┌──

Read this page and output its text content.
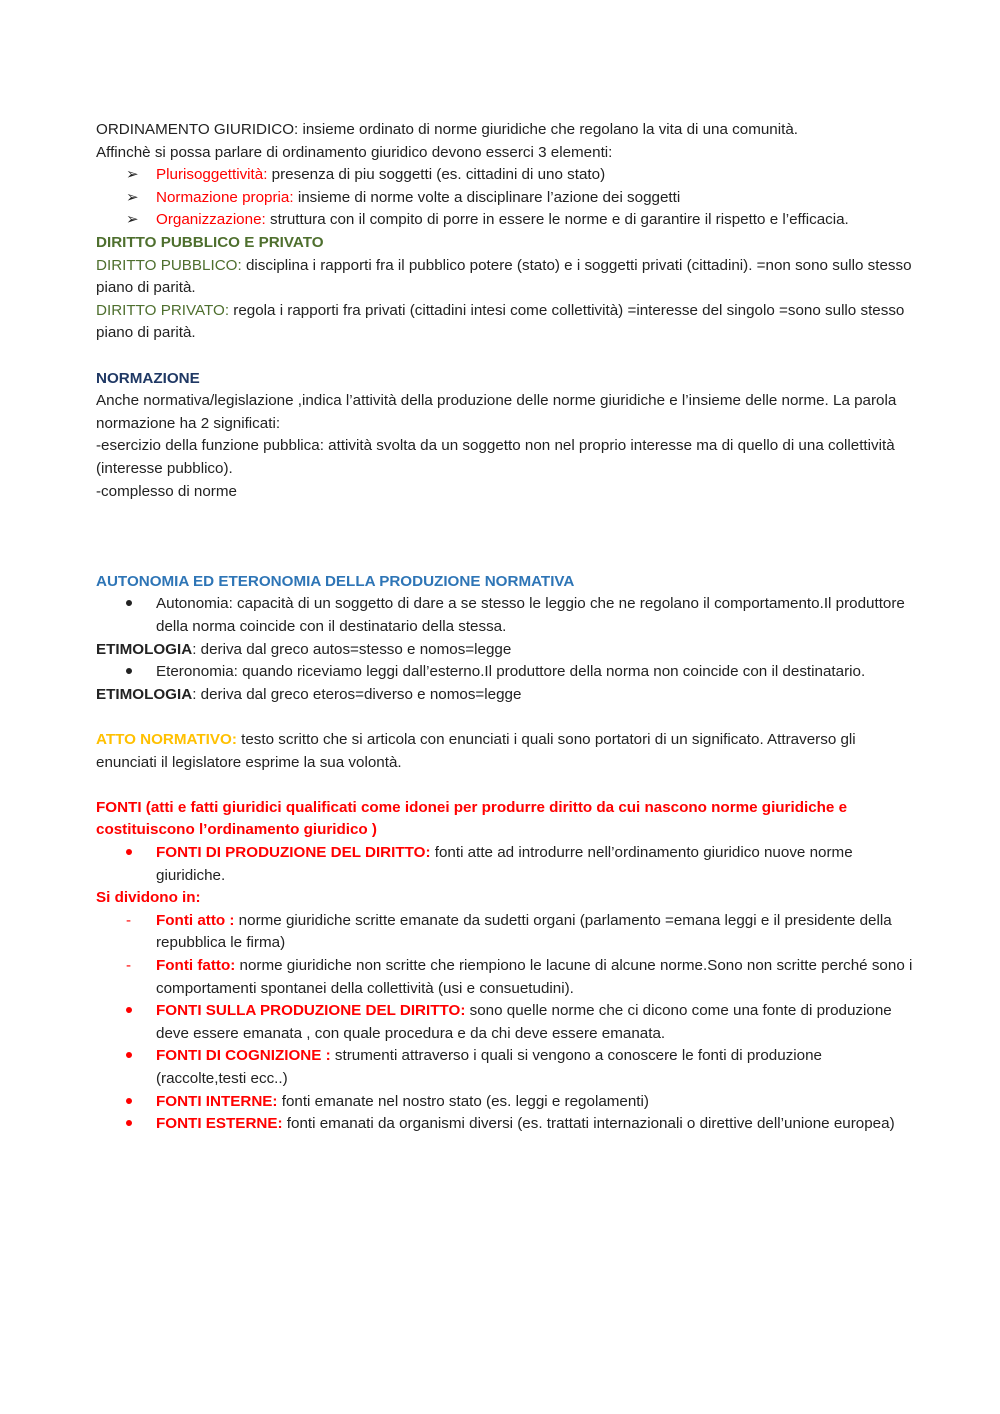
ORDINAMENTO GIURIDICO: insieme ordinato di norme giuridiche che regolano la vita di una comunità.
Affinchè si possa parlare di ordinamento giuridico devono esserci 3 elementi:
➢	Plurisoggettività: presenza di piu soggetti (es. cittadini di uno stato)
➢	Normazione propria: insieme di norme volte a disciplinare l’azione dei soggetti
➢	Organizzazione: struttura con il compito di porre in essere le norme e di garantire il rispetto e l’efficacia.
DIRITTO PUBBLICO E PRIVATO
DIRITTO PUBBLICO: disciplina i rapporti fra il pubblico potere (stato) e i soggetti privati (cittadini). =non sono sullo stesso piano di parità.
DIRITTO PRIVATO: regola i rapporti fra privati (cittadini intesi come collettività) =interesse del singolo =sono sullo stesso piano di parità.
NORMAZIONE
Anche normativa/legislazione ,indica l’attività della produzione delle norme giuridiche e l’insieme delle norme. La parola normazione ha 2 significati:
-esercizio della funzione pubblica: attività svolta da un soggetto non nel proprio interesse ma di quello di una collettività (interesse pubblico).
-complesso di norme
AUTONOMIA ED ETERONOMIA DELLA PRODUZIONE NORMATIVA
Autonomia: capacità di un soggetto di dare a se stesso le leggio che ne regolano il comportamento.Il produttore della norma coincide con il destinatario della stessa.
ETIMOLOGIA: deriva dal greco autos=stesso e nomos=legge
Eteronomia: quando riceviamo leggi dall’esterno.Il produttore della norma non coincide con il destinatario.
ETIMOLOGIA: deriva dal greco eteros=diverso e nomos=legge
ATTO NORMATIVO: testo scritto che si articola con enunciati i quali sono portatori di un significato. Attraverso gli enunciati il legislatore esprime la sua volontà.
FONTI (atti e fatti giuridici qualificati come idonei per produrre diritto da cui nascono norme giuridiche e costituiscono l’ordinamento giuridico )
FONTI DI PRODUZIONE DEL DIRITTO: fonti atte ad introdurre nell’ordinamento giuridico nuove norme giuridiche.
Si dividono in:
-	Fonti atto : norme giuridiche scritte emanate da sudetti organi (parlamento =emana leggi e il presidente della repubblica le firma)
-	Fonti fatto: norme giuridiche non scritte che riempiono le lacune di alcune norme.Sono non scritte perché sono i comportamenti spontanei della collettività (usi e consuetudini).
FONTI SULLA PRODUZIONE DEL DIRITTO: sono quelle norme che ci dicono come una fonte di produzione deve essere emanata , con quale procedura e da chi deve essere emanata.
FONTI DI COGNIZIONE : strumenti attraverso i quali si vengono a conoscere le fonti di produzione (raccolte,testi ecc..)
FONTI INTERNE: fonti emanate nel nostro stato (es. leggi e regolamenti)
FONTI ESTERNE: fonti emanati da organismi diversi (es. trattati internazionali o direttive dell’unione europea)
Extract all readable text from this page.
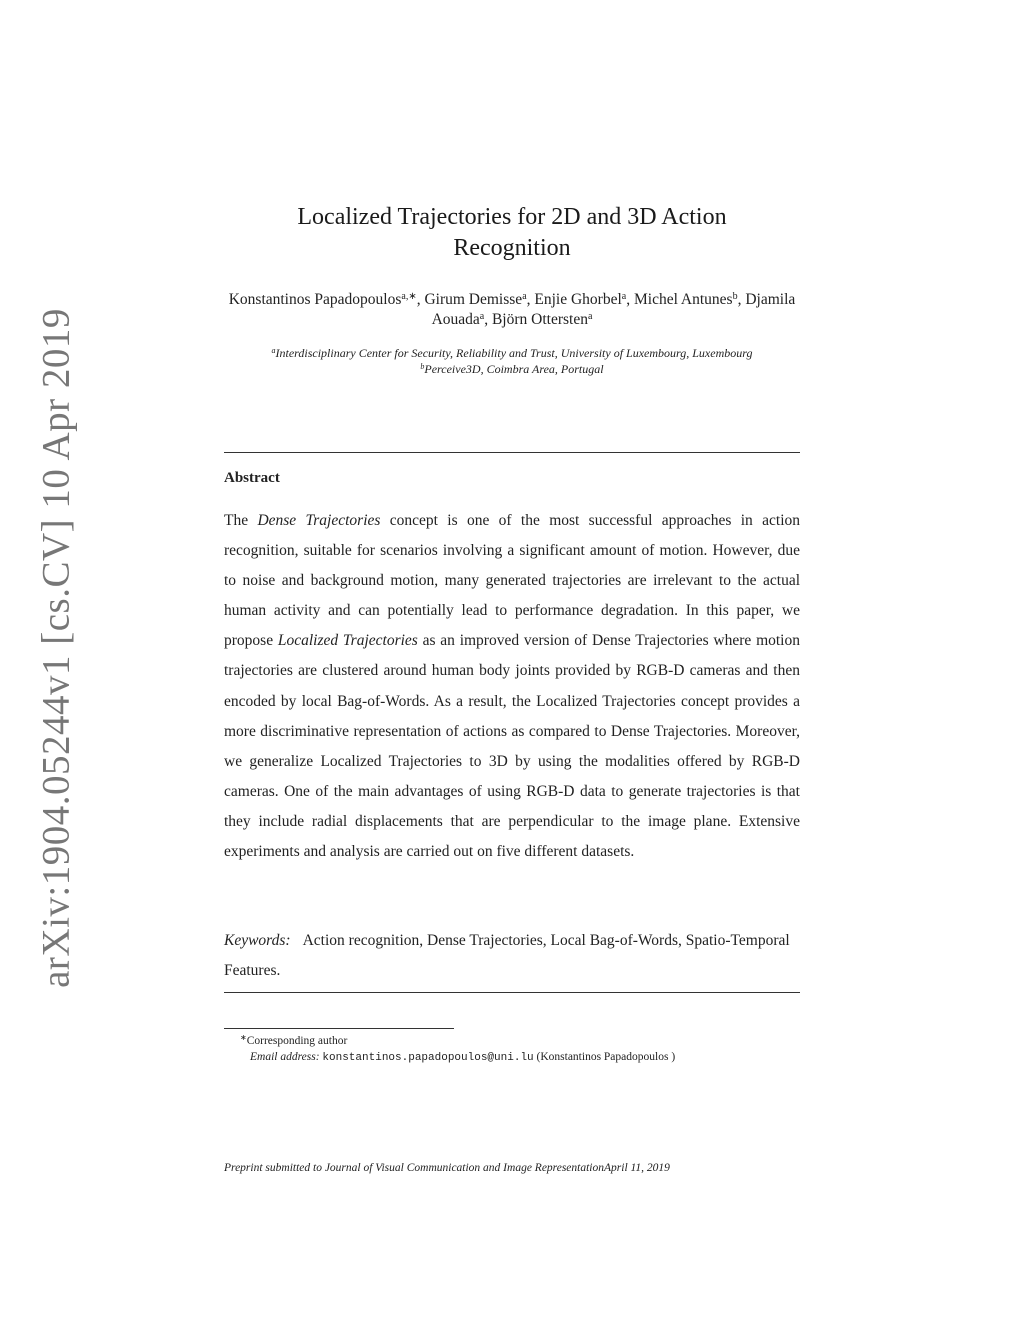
arXiv:1904.05244v1 [cs.CV] 10 Apr 2019
Localized Trajectories for 2D and 3D Action
Recognition
Konstantinos Papadopoulos$^{a,∗}$, Girum Demisse$^a$, Enjie Ghorbel$^a$, Michel Antunes$^b$, Djamila Aouada$^a$, Björn Ottersten$^a$
$^a$Interdisciplinary Center for Security, Reliability and Trust, University of Luxembourg, Luxembourg
$^b$Perceive3D, Coimbra Area, Portugal
Abstract
The Dense Trajectories concept is one of the most successful approaches in action recognition, suitable for scenarios involving a significant amount of motion. However, due to noise and background motion, many generated trajectories are irrelevant to the actual human activity and can potentially lead to performance degradation. In this paper, we propose Localized Trajectories as an improved version of Dense Trajectories where motion trajectories are clustered around human body joints provided by RGB-D cameras and then encoded by local Bag-of-Words. As a result, the Localized Trajectories concept provides a more discriminative representation of actions as compared to Dense Trajectories. Moreover, we generalize Localized Trajectories to 3D by using the modalities offered by RGB-D cameras. One of the main advantages of using RGB-D data to generate trajectories is that they include radial displacements that are perpendicular to the image plane. Extensive experiments and analysis are carried out on five different datasets.
Keywords: Action recognition, Dense Trajectories, Local Bag-of-Words, Spatio-Temporal Features.
∗Corresponding author
Email address: konstantinos.papadopoulos@uni.lu (Konstantinos Papadopoulos )
Preprint submitted to Journal of Visual Communication and Image RepresentationApril 11, 2019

└──

Keep every word of the data as it is when you write it out, but drop the pictures.

Read this page and output its text content.
ORDINAMENTO GIURIDICO: insieme ordinato di norme giuridiche che regolano la vita di una comunità.
Affinchè si possa parlare di ordinamento giuridico devono esserci 3 elementi:
➢	Plurisoggettività: presenza di piu soggetti (es. cittadini di uno stato)
➢	Normazione propria: insieme di norme volte a disciplinare l’azione dei soggetti
➢	Organizzazione: struttura con il compito di porre in essere le norme e di garantire il rispetto e l’efficacia.
DIRITTO PUBBLICO E PRIVATO
DIRITTO PUBBLICO: disciplina i rapporti fra il pubblico potere (stato) e i soggetti privati (cittadini). =non sono sullo stesso piano di parità.
DIRITTO PRIVATO: regola i rapporti fra privati (cittadini intesi come collettività) =interesse del singolo =sono sullo stesso piano di parità.
NORMAZIONE
Anche normativa/legislazione ,indica l’attività della produzione delle norme giuridiche e l’insieme delle norme. La parola normazione ha 2 significati:
-esercizio della funzione pubblica: attività svolta da un soggetto non nel proprio interesse ma di quello di una collettività (interesse pubblico).
-complesso di norme
AUTONOMIA ED ETERONOMIA DELLA PRODUZIONE NORMATIVA
Autonomia: capacità di un soggetto di dare a se stesso le leggio che ne regolano il comportamento.Il produttore della norma coincide con il destinatario della stessa.
ETIMOLOGIA: deriva dal greco autos=stesso e nomos=legge
Eteronomia: quando riceviamo leggi dall’esterno.Il produttore della norma non coincide con il destinatario.
ETIMOLOGIA: deriva dal greco eteros=diverso e nomos=legge
ATTO NORMATIVO: testo scritto che si articola con enunciati i quali sono portatori di un significato. Attraverso gli enunciati il legislatore esprime la sua volontà.
FONTI (atti e fatti giuridici qualificati come idonei per produrre diritto da cui nascono norme giuridiche e costituiscono l’ordinamento giuridico )
FONTI DI PRODUZIONE DEL DIRITTO: fonti atte ad introdurre nell’ordinamento giuridico nuove norme giuridiche.
Si dividono in:
-	Fonti atto : norme giuridiche scritte emanate da sudetti organi (parlamento =emana leggi e il presidente della repubblica le firma)
-	Fonti fatto: norme giuridiche non scritte che riempiono le lacune di alcune norme.Sono non scritte perché sono i comportamenti spontanei della collettività (usi e consuetudini).
FONTI SULLA PRODUZIONE DEL DIRITTO: sono quelle norme che ci dicono come una fonte di produzione deve essere emanata , con quale procedura e da chi deve essere emanata.
FONTI DI COGNIZIONE : strumenti attraverso i quali si vengono a conoscere le fonti di produzione (raccolte,testi ecc..)
FONTI INTERNE: fonti emanate nel nostro stato (es. leggi e regolamenti)
FONTI ESTERNE: fonti emanati da organismi diversi (es. trattati internazionali o direttive dell’unione europea)
Extract all readable text from this page.
arXiv:1904.05244v1 [cs.CV] 10 Apr 2019
Localized Trajectories for 2D and 3D Action
Recognition
Konstantinos Papadopoulos$^{a,∗}$, Girum Demisse$^a$, Enjie Ghorbel$^a$, Michel Antunes$^b$, Djamila Aouada$^a$, Björn Ottersten$^a$
$^a$Interdisciplinary Center for Security, Reliability and Trust, University of Luxembourg, Luxembourg
$^b$Perceive3D, Coimbra Area, Portugal
Abstract
The Dense Trajectories concept is one of the most successful approaches in action recognition, suitable for scenarios involving a significant amount of motion. However, due to noise and background motion, many generated trajectories are irrelevant to the actual human activity and can potentially lead to performance degradation. In this paper, we propose Localized Trajectories as an improved version of Dense Trajectories where motion trajectories are clustered around human body joints provided by RGB-D cameras and then encoded by local Bag-of-Words. As a result, the Localized Trajectories concept provides a more discriminative representation of actions as compared to Dense Trajectories. Moreover, we generalize Localized Trajectories to 3D by using the modalities offered by RGB-D cameras. One of the main advantages of using RGB-D data to generate trajectories is that they include radial displacements that are perpendicular to the image plane. Extensive experiments and analysis are carried out on five different datasets.
Keywords: Action recognition, Dense Trajectories, Local Bag-of-Words, Spatio-Temporal Features.
∗Corresponding author
Email address: konstantinos.papadopoulos@uni.lu (Konstantinos Papadopoulos )
Preprint submitted to Journal of Visual Communication and Image RepresentationApril 11, 2019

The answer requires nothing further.